Leave out the images; return the rest of the data exactly.

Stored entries
## Begin
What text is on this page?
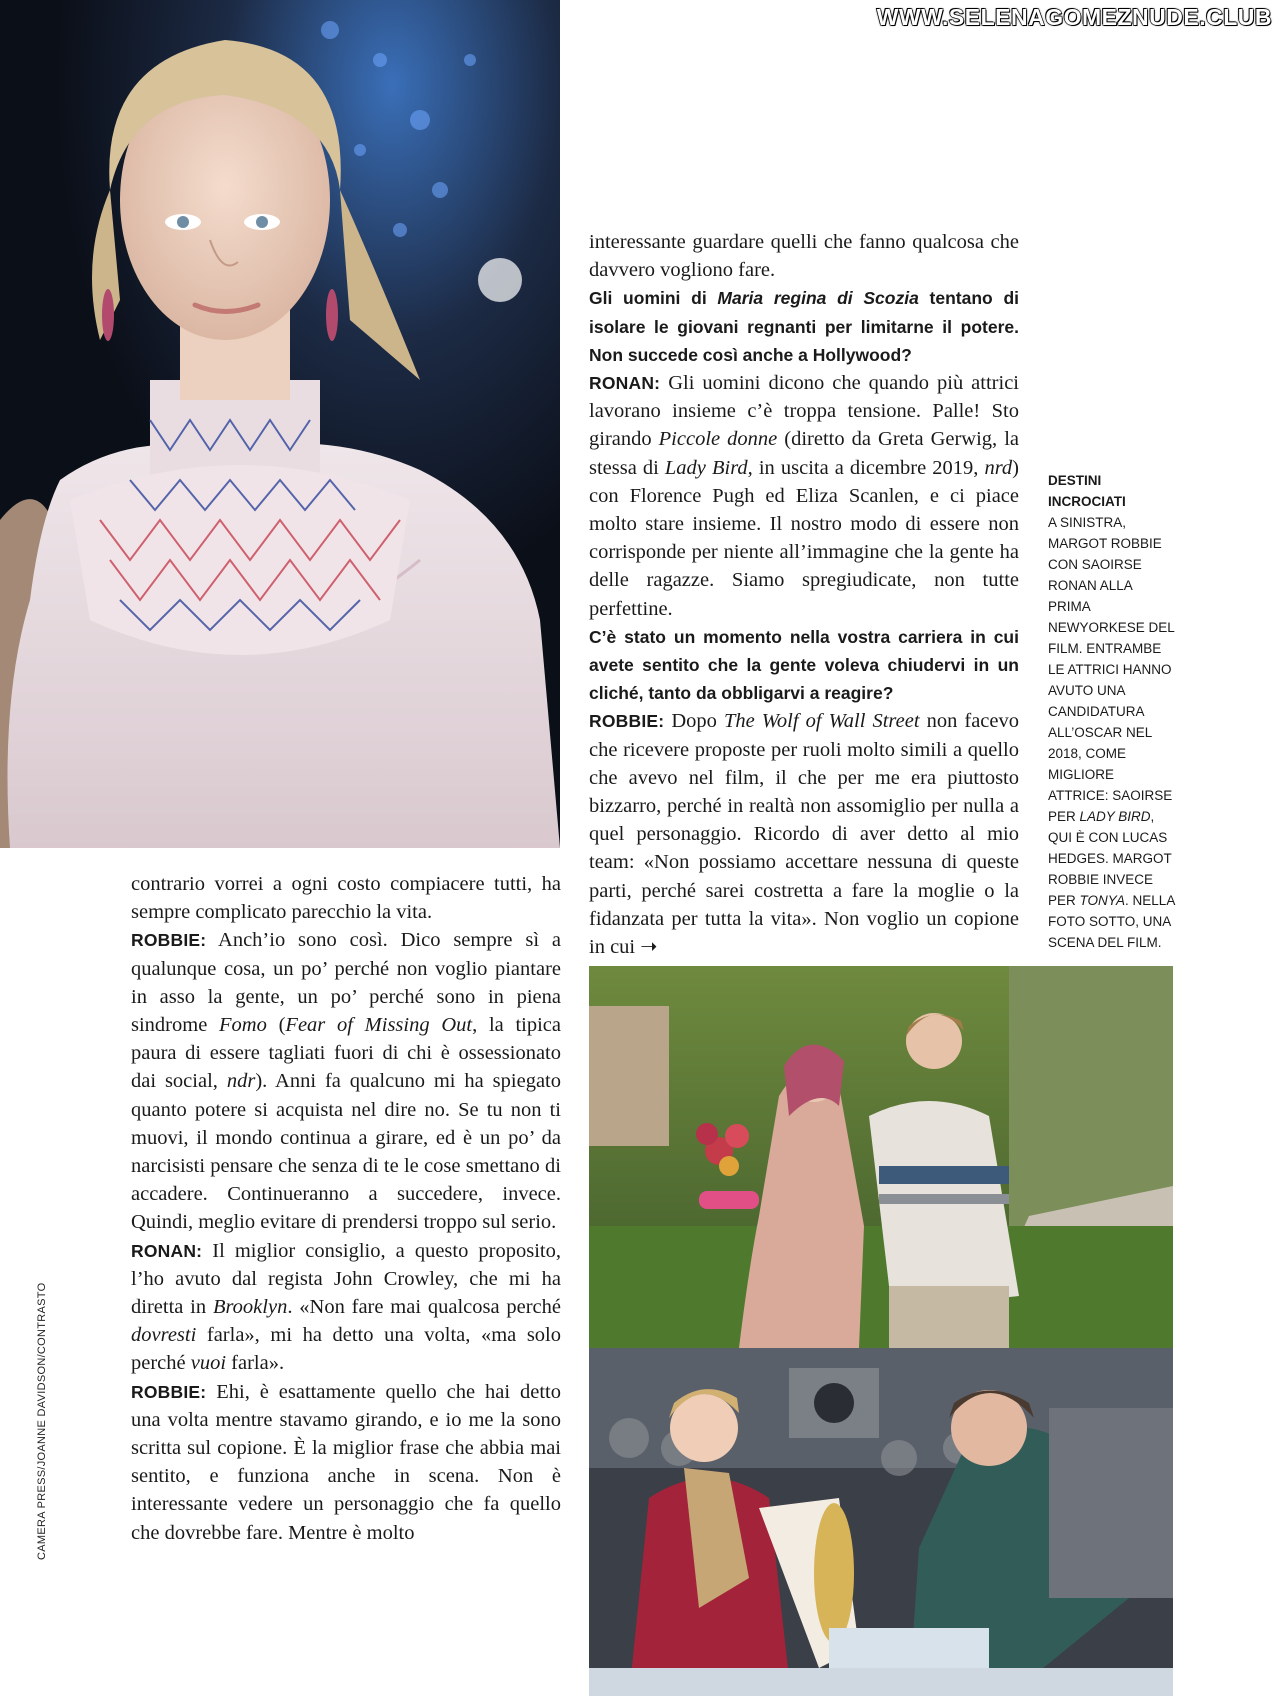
WWW.SELENAGOMEZNUDE.CLUB

interessante guardare quelli che fanno qualcosa che davvero vogliono fare.

Gli uomini di Maria regina di Scozia tentano di isolare le giovani regnanti per limitarne il potere. Non succede così anche a Hollywood?

RONAN: Gli uomini dicono che quando più attrici lavorano insieme c’è troppa tensione. Palle! Sto girando Piccole donne (diretto da Greta Gerwig, la stessa di Lady Bird, in uscita a dicembre 2019, nrd) con Florence Pugh ed Eliza Scanlen, e ci piace molto stare insieme. Il nostro modo di essere non corrisponde per niente all’immagine che la gente ha delle ragazze. Siamo spregiudicate, non tutte perfettine.

C’è stato un momento nella vostra carriera in cui avete sentito che la gente voleva chiudervi in un cliché, tanto da obbligarvi a reagire?

ROBBIE: Dopo The Wolf of Wall Street non facevo che ricevere proposte per ruoli molto simili a quello che avevo nel film, il che per me era piuttosto bizzarro, perché in realtà non assomiglio per nulla a quel personaggio. Ricordo di aver detto al mio team: «Non possiamo accettare nessuna di queste parti, perché sarei costretta a fare la moglie o la fidanzata per tutta la vita». Non voglio un copione in cui ➝

DESTINI INCROCIATI
A SINISTRA, MARGOT ROBBIE CON SAOIRSE RONAN ALLA PRIMA NEWYORKESE DEL FILM. ENTRAMBE LE ATTRICI HANNO AVUTO UNA CANDIDATURA ALL’OSCAR NEL 2018, COME MIGLIORE ATTRICE: SAOIRSE PER LADY BIRD, QUI È CON LUCAS HEDGES. MARGOT ROBBIE INVECE PER TONYA. NELLA FOTO SOTTO, UNA SCENA DEL FILM.

contrario vorrei a ogni costo compiacere tutti, ha sempre complicato parecchio la vita.

ROBBIE: Anch’io sono così. Dico sempre sì a qualunque cosa, un po’ perché non voglio piantare in asso la gente, un po’ perché sono in piena sindrome Fomo (Fear of Missing Out, la tipica paura di essere tagliati fuori di chi è ossessionato dai social, ndr). Anni fa qualcuno mi ha spiegato quanto potere si acquista nel dire no. Se tu non ti muovi, il mondo continua a girare, ed è un po’ da narcisisti pensare che senza di te le cose smettano di accadere. Continueranno a succedere, invece. Quindi, meglio evitare di prendersi troppo sul serio.

RONAN: Il miglior consiglio, a questo proposito, l’ho avuto dal regista John Crowley, che mi ha diretta in Brooklyn. «Non fare mai qualcosa perché dovresti farla», mi ha detto una volta, «ma solo perché vuoi farla».

ROBBIE: Ehi, è esattamente quello che hai detto una volta mentre stavamo girando, e io me la sono scritta sul copione. È la miglior frase che abbia mai sentito, e funziona anche in scena. Non è interessante vedere un personaggio che fa quello che dovrebbe fare. Mentre è molto

CAMERA PRESS/JOANNE DAVIDSON/CONTRASTO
## End
§ Response to the task
What text is on this page?
WWW.SELENAGOMEZNUDE.CLUB

interessante guardare quelli che fanno qualcosa che davvero vogliono fare.

Gli uomini di Maria regina di Scozia tentano di isolare le giovani regnanti per limitarne il potere. Non succede così anche a Hollywood?

RONAN: Gli uomini dicono che quando più attrici lavorano insieme c’è troppa tensione. Palle! Sto girando Piccole donne (diretto da Greta Gerwig, la stessa di Lady Bird, in uscita a dicembre 2019, nrd) con Florence Pugh ed Eliza Scanlen, e ci piace molto stare insieme. Il nostro modo di essere non corrisponde per niente all’immagine che la gente ha delle ragazze. Siamo spregiudicate, non tutte perfettine.

C’è stato un momento nella vostra carriera in cui avete sentito che la gente voleva chiudervi in un cliché, tanto da obbligarvi a reagire?

ROBBIE: Dopo The Wolf of Wall Street non facevo che ricevere proposte per ruoli molto simili a quello che avevo nel film, il che per me era piuttosto bizzarro, perché in realtà non assomiglio per nulla a quel personaggio. Ricordo di aver detto al mio team: «Non possiamo accettare nessuna di queste parti, perché sarei costretta a fare la moglie o la fidanzata per tutta la vita». Non voglio un copione in cui ➝

DESTINI INCROCIATI
A SINISTRA, MARGOT ROBBIE CON SAOIRSE RONAN ALLA PRIMA NEWYORKESE DEL FILM. ENTRAMBE LE ATTRICI HANNO AVUTO UNA CANDIDATURA ALL’OSCAR NEL 2018, COME MIGLIORE ATTRICE: SAOIRSE PER LADY BIRD, QUI È CON LUCAS HEDGES. MARGOT ROBBIE INVECE PER TONYA. NELLA FOTO SOTTO, UNA SCENA DEL FILM.

contrario vorrei a ogni costo compiacere tutti, ha sempre complicato parecchio la vita.

ROBBIE: Anch’io sono così. Dico sempre sì a qualunque cosa, un po’ perché non voglio piantare in asso la gente, un po’ perché sono in piena sindrome Fomo (Fear of Missing Out, la tipica paura di essere tagliati fuori di chi è ossessionato dai social, ndr). Anni fa qualcuno mi ha spiegato quanto potere si acquista nel dire no. Se tu non ti muovi, il mondo continua a girare, ed è un po’ da narcisisti pensare che senza di te le cose smettano di accadere. Continueranno a succedere, invece. Quindi, meglio evitare di prendersi troppo sul serio.

RONAN: Il miglior consiglio, a questo proposito, l’ho avuto dal regista John Crowley, che mi ha diretta in Brooklyn. «Non fare mai qualcosa perché dovresti farla», mi ha detto una volta, «ma solo perché vuoi farla».

ROBBIE: Ehi, è esattamente quello che hai detto una volta mentre stavamo girando, e io me la sono scritta sul copione. È la miglior frase che abbia mai sentito, e funziona anche in scena. Non è interessante vedere un personaggio che fa quello che dovrebbe fare. Mentre è molto

CAMERA PRESS/JOANNE DAVIDSON/CONTRASTO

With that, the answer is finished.